— start of Given data —

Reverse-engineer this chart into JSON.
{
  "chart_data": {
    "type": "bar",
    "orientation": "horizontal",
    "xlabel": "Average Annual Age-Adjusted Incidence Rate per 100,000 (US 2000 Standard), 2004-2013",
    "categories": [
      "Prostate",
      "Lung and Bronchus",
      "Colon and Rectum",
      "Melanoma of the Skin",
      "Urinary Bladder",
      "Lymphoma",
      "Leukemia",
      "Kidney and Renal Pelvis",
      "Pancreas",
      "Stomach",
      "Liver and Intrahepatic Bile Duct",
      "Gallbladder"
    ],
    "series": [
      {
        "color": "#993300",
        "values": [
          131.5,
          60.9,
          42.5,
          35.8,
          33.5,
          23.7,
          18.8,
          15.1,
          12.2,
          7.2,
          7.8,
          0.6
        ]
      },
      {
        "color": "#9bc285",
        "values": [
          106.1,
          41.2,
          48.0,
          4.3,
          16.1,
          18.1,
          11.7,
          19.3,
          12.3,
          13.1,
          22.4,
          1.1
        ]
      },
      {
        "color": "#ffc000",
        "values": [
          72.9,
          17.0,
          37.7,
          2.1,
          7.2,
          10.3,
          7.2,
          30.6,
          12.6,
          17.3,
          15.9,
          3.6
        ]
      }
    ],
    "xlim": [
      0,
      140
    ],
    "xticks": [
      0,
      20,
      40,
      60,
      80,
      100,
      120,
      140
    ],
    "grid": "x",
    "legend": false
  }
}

— end of Given data —

Select every line in the records above that contains the word "color".

Complete response:
        "color": "#993300",
        "color": "#9bc285",
        "color": "#ffc000",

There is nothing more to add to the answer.